- Exercise requirements
Copy word for word the section of the passage on morganatic marriage that starts with the words containing "Although the children, or" and ends with "elsewhere in Europe.".

- Source text

■ ■ ■ ■ ■

The practice of morganatic marriage was most common in the German-speaking parts of Europe, where equality of birth between the spouses was considered an important principle among the reigning houses and high nobility. The German name was Ehe zur linken Hand (marriage by the left hand) and the husband gave his left hand during the wedding ceremony instead of the right.
Perhaps the most famous example in modern times was the 1900 marriage of the heir to the throne of Austria-Hungary, Franz Ferdinand, and Bohemian aristocrat Countess Sophie Chotek von Chotkowa.
 The marriage was initially resisted by Emperor Franz Joseph I, but after pressure from family members and other European rulers, he eventually relented in 1899 (but did not attend the wedding himself).
The bride was made Princess (later Duchess) of Hohenberg, their children took their mother's name and rank, and were excluded from the imperial succession. The Sarajevo Assassination in 1914, during which the couple was killed, triggered the First World War.
Although the children, or issue, of morganatic marriages were ineligible ever to succeed to their families' respective thrones, some children of morganatic marriages did go on to achieve dynastic success elsewhere in Europe.
The 1851 marriage of Prince Alexander of Hesse and by Rhine and German-Polish noblewoman Countess Julia von Hauke (created Princess of Battenberg), provided a sovereign prince of Bulgaria, and queen-consorts for Spain and Sweden, as well as (through female descent) the consort of the current Queen of the United Kingdom.
The present Spanish Royal Family and members of the British Royal Family, including the current Prince of Wales trace descent from her.

■ ■ ■ ■ ■

- Structured page parsing data
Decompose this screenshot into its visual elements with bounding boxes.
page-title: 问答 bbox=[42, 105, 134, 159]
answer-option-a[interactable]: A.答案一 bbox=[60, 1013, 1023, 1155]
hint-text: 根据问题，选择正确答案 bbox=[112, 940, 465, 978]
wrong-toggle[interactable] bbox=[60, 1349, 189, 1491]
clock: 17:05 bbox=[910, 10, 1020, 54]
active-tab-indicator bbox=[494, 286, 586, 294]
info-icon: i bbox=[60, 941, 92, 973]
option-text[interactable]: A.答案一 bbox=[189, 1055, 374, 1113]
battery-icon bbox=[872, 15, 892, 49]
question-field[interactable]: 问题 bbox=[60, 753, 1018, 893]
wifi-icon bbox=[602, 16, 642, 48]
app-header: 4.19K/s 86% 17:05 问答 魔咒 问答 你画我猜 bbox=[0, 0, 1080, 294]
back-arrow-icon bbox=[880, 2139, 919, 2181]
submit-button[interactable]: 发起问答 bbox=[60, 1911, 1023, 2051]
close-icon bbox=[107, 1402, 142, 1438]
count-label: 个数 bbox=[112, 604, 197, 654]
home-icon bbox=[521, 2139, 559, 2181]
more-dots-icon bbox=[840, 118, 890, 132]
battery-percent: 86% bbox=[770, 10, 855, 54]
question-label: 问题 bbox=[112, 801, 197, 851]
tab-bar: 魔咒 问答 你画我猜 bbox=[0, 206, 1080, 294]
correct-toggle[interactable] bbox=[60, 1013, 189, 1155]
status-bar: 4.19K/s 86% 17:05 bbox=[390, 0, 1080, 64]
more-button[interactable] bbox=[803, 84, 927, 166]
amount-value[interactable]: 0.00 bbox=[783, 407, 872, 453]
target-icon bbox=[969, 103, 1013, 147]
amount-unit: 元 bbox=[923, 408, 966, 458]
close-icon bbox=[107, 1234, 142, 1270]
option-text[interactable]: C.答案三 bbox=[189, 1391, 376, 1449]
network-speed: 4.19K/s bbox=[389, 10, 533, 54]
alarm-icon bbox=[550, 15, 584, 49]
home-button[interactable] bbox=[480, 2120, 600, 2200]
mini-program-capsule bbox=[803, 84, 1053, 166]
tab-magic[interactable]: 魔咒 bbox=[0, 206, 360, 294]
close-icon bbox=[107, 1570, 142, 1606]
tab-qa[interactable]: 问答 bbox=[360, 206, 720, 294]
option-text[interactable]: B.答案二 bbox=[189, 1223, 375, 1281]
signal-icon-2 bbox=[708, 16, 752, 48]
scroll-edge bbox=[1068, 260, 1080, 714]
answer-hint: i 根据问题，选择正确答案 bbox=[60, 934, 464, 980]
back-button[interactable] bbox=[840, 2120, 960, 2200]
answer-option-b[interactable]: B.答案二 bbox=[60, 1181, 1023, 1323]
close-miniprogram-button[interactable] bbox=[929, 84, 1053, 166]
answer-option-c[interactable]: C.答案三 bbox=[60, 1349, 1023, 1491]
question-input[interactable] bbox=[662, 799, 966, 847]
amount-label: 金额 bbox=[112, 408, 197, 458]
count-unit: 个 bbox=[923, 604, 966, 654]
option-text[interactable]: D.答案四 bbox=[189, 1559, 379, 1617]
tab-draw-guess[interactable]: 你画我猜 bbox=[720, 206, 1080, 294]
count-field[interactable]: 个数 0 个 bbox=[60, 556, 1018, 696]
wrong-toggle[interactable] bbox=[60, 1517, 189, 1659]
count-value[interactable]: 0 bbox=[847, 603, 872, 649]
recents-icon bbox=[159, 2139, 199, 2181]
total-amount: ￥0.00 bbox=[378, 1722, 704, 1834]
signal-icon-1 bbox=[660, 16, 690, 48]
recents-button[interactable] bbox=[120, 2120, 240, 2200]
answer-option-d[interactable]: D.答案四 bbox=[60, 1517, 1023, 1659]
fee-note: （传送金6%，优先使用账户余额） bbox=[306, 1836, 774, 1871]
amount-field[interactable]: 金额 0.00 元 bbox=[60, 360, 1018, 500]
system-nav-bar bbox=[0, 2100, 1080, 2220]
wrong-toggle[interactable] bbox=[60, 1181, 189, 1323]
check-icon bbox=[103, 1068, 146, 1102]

■ ■ ■ ■ ■

- Response area
Although the children, or issue, of morganatic marriages were ineligible ever to succeed to their families' respective thrones, some children of morganatic marriages did go on to achieve dynastic success elsewhere in Europe.